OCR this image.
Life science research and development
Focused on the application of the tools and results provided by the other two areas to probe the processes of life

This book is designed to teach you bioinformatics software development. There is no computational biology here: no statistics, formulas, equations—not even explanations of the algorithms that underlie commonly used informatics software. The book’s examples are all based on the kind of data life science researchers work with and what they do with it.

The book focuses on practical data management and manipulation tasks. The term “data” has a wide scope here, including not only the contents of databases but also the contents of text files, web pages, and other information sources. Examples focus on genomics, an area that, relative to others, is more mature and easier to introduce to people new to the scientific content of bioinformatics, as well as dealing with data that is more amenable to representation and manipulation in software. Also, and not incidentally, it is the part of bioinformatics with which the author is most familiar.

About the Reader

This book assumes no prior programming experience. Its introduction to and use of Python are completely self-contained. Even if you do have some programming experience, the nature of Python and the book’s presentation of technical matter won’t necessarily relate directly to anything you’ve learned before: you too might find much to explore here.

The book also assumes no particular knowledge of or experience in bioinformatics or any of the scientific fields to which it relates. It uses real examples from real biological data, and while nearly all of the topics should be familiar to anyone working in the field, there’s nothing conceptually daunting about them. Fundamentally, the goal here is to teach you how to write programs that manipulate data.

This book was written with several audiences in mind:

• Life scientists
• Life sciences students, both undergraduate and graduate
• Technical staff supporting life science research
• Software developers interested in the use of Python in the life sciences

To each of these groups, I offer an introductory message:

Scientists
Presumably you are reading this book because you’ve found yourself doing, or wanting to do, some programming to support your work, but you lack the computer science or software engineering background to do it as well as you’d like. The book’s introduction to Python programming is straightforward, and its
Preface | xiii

-------

Instructions for the task ▸ Gather each line from the listing above that holds "some".

Answer to the problem ▸
This book assumes no prior programming experience. Its introduction to and use of Python are completely self-contained. Even if you do have some programming experience, the nature of Python and the book’s presentation of technical matter won’t necessarily relate directly to anything you’ve learned before: you too might find much to explore here.
Presumably you are reading this book because you’ve found yourself doing, or wanting to do, some programming to support your work, but you lack the computer science or software engineering background to do it as well as you’d like. The book’s introduction to Python programming is straightforward, and its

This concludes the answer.